• **DOCUMENT PASSAGE**
Segment Open


    sh-3.2# netstat -an | grep 22
    tcp4       0      0  *.22                   *.*                    LISTEN     
    tcp6       0      0  *.22                   *.*                    LISTEN     
    
    

    .. so it's not just the Mac ignoring connections on the 10.whatever network. I turned off the local-to-the-Mac firewall before trying the ssh command, so it's not that it's getting blocked at the Mac by "Little Snitch" - but every time I try to ssh into the machine via the gateway virtual IP I just get:

    ssh: connect to host <host> port 22: Operation timed out
    

    The thing is that I told pfSense to log the filter rule, and I'm not seeing anything in the log about the connection at all. I'm beginning to run out of ideas - I'm sure that this does work, but it's not working for me :(



  • Are you testing from outside your network, or from inside by using the public address? You always want to test your NATs externally.

Segment Closed

• **TASKS FOR THIS EXERCISE**
1/ In the ssh troubleshooting post, what did the writer turn off before trying the ssh command?
2/ Reproduce the ssh troubleshooting post starting at "ssh: connect to" and ending at "your NATs externally.".
The records have no connection to the ssh troubleshooting post.

• **PROVIDED INFORMATION**
Segment Open

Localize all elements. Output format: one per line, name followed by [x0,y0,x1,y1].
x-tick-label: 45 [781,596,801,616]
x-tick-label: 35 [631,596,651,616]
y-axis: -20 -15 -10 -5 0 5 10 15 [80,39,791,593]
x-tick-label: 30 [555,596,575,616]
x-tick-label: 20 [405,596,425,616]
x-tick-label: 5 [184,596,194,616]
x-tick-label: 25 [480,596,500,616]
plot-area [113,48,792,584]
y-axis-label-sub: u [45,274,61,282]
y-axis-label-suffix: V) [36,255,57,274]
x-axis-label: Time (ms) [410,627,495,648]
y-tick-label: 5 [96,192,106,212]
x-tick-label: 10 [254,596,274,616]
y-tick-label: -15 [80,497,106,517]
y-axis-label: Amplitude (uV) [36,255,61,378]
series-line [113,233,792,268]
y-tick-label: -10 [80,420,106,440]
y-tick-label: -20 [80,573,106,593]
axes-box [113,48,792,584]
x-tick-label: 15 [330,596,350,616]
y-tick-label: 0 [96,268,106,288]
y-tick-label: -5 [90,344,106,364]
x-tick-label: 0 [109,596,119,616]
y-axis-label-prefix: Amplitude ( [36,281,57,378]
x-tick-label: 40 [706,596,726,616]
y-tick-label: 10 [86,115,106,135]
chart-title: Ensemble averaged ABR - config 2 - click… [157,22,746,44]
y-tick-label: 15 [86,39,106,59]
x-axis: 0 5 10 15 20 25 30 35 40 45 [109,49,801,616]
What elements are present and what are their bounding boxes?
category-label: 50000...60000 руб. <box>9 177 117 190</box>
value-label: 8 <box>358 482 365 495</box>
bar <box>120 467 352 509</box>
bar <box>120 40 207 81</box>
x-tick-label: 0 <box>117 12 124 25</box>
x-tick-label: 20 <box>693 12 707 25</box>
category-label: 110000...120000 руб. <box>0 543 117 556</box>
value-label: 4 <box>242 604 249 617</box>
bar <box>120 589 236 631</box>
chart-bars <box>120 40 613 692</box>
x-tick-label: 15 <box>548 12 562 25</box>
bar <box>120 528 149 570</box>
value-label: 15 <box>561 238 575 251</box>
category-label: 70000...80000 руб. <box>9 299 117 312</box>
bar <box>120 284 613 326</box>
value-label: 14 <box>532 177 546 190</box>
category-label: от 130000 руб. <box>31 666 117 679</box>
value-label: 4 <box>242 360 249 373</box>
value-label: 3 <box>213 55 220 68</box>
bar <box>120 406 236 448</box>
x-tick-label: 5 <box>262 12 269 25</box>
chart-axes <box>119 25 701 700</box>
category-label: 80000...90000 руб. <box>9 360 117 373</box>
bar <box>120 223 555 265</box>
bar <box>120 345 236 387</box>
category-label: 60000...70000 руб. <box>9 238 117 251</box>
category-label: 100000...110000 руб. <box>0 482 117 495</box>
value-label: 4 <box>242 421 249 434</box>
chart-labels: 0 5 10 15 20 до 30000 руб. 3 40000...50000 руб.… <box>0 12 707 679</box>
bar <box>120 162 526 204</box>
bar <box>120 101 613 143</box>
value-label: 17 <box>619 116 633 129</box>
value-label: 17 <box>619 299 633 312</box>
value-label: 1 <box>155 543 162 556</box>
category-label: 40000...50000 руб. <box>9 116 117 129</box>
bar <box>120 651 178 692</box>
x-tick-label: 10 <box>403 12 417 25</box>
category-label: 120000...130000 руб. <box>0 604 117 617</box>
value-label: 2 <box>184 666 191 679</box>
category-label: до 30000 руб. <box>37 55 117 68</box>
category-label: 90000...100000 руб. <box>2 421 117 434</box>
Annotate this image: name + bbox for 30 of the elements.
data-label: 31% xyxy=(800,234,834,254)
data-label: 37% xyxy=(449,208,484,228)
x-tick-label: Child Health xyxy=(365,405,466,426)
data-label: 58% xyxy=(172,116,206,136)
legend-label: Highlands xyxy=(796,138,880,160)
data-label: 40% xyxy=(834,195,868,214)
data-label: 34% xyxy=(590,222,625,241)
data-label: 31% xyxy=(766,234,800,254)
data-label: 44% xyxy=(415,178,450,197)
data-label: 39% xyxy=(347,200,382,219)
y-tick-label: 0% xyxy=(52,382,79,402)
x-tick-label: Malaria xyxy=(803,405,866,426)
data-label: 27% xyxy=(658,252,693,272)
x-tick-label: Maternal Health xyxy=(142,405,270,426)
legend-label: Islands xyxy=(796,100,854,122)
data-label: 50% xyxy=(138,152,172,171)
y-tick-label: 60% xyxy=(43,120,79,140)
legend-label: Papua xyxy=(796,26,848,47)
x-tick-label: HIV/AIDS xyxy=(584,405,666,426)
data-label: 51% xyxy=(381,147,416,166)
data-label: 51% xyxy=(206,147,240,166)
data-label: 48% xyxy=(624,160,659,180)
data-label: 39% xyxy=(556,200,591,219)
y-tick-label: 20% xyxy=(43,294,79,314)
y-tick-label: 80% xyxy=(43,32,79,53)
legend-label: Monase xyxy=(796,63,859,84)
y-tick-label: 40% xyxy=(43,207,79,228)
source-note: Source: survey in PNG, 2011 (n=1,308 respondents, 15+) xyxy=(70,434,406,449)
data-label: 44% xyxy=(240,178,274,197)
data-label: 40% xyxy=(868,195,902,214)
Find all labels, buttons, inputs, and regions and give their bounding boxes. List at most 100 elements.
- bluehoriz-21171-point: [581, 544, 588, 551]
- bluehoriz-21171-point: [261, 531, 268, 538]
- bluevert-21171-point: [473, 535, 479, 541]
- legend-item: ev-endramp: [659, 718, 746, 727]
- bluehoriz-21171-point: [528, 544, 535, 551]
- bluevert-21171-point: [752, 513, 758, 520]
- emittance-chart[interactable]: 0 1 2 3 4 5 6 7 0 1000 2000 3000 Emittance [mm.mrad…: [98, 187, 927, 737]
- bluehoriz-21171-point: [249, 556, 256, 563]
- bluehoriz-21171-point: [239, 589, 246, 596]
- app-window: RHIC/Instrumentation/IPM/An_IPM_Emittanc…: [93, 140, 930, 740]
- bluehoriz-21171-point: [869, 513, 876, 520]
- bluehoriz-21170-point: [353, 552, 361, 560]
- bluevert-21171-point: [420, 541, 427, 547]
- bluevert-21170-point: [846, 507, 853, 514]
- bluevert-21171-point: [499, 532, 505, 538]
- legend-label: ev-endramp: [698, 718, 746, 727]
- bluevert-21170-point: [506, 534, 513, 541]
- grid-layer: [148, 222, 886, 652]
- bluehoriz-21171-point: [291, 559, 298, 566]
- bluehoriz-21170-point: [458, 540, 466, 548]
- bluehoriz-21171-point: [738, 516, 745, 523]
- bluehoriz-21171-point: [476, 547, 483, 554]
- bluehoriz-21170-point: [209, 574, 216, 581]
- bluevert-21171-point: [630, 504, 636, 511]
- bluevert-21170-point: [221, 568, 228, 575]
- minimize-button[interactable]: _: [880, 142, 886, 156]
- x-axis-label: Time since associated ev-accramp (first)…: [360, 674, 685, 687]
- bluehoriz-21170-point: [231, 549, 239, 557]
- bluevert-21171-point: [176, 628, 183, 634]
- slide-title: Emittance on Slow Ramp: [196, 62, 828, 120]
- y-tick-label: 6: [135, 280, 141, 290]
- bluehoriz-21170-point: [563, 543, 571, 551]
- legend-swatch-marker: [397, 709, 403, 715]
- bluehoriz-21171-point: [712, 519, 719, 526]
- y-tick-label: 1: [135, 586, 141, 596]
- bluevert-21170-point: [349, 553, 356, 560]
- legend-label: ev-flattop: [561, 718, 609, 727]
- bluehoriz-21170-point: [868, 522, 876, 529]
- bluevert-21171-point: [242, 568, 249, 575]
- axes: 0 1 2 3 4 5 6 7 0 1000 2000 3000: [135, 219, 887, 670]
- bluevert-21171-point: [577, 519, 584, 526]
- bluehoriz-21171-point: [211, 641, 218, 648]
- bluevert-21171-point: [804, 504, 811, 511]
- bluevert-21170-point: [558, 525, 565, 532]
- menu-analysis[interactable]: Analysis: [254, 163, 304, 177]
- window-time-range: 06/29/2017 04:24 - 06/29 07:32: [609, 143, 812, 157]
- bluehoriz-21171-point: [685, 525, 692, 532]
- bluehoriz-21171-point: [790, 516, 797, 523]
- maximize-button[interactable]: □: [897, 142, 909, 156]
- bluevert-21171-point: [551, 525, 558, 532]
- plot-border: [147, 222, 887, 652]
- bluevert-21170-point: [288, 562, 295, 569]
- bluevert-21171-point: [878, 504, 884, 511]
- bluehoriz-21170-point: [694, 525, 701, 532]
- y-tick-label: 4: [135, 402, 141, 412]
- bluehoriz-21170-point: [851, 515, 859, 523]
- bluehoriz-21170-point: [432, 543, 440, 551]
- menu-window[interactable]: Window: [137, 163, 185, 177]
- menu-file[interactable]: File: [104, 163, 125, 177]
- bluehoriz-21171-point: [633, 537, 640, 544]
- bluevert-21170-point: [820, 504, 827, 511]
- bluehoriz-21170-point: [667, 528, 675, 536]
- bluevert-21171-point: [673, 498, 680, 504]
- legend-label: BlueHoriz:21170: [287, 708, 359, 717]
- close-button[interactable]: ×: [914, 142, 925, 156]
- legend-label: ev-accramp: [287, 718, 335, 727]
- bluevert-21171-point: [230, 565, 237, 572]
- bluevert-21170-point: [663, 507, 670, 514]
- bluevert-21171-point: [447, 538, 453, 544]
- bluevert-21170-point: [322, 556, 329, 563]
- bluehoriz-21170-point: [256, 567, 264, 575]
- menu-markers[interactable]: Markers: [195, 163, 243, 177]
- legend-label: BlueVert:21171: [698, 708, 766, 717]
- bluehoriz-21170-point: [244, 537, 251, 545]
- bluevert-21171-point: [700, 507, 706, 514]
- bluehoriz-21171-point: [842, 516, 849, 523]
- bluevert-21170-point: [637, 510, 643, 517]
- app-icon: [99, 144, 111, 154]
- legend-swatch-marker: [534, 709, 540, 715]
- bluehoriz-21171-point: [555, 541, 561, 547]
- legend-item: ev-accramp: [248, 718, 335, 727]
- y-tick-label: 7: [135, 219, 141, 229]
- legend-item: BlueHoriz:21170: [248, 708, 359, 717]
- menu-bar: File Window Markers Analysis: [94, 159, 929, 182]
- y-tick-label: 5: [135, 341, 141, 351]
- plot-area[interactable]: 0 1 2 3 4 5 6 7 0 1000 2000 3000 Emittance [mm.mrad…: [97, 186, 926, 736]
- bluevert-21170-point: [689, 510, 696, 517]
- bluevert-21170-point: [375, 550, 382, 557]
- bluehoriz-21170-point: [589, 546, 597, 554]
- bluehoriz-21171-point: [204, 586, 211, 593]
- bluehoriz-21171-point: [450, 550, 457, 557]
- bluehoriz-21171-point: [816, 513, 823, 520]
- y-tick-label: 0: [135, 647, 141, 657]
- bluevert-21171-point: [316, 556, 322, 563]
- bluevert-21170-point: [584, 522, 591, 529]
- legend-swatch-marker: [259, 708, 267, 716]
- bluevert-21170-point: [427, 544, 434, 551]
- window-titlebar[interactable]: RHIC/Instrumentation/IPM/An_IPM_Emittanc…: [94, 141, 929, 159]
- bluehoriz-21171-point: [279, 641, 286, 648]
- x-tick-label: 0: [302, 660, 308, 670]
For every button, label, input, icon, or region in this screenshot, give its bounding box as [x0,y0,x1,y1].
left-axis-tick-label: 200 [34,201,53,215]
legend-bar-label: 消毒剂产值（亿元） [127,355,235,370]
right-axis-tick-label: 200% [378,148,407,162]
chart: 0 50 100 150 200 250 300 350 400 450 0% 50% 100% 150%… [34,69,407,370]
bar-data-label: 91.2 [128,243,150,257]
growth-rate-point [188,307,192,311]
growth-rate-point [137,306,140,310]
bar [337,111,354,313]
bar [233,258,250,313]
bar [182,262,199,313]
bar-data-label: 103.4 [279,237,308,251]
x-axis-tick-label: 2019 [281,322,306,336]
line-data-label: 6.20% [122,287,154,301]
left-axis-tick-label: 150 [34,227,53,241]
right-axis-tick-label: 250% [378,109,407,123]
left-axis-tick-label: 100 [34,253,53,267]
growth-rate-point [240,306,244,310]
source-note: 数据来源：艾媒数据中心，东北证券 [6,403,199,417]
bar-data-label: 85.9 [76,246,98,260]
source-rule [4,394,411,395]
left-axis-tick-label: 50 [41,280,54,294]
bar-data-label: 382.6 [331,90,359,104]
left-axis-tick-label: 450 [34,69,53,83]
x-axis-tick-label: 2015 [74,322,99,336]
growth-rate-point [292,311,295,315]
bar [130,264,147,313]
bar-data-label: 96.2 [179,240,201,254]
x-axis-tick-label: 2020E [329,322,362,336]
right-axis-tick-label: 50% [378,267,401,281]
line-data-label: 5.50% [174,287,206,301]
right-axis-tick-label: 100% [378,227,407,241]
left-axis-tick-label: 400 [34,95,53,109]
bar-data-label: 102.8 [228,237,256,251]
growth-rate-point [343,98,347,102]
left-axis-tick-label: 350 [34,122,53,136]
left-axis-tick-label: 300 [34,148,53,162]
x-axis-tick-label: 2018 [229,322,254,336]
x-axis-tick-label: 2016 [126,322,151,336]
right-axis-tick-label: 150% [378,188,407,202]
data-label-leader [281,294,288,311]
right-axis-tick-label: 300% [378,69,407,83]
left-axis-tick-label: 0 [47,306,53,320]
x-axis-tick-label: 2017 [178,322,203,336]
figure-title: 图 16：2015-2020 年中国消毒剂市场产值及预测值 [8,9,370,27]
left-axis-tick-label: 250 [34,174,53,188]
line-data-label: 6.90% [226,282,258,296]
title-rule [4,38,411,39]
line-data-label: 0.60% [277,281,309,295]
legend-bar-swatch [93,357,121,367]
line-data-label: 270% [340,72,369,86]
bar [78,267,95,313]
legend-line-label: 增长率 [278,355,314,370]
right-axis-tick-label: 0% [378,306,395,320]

Segment Closed

• **REPLIES**
1/ The local-to-the-Mac firewall.

2/
ssh: connect to host <host> port 22: Operation timed out
    

    The thing is that I told pfSense to log the filter rule, and I'm not seeing anything in the log about the connection at all. I'm beginning to run out of ideas - I'm sure that this does work, but it's not working for me :(



  • Are you testing from outside your network, or from inside by using the public address? You always want to test your NATs externally.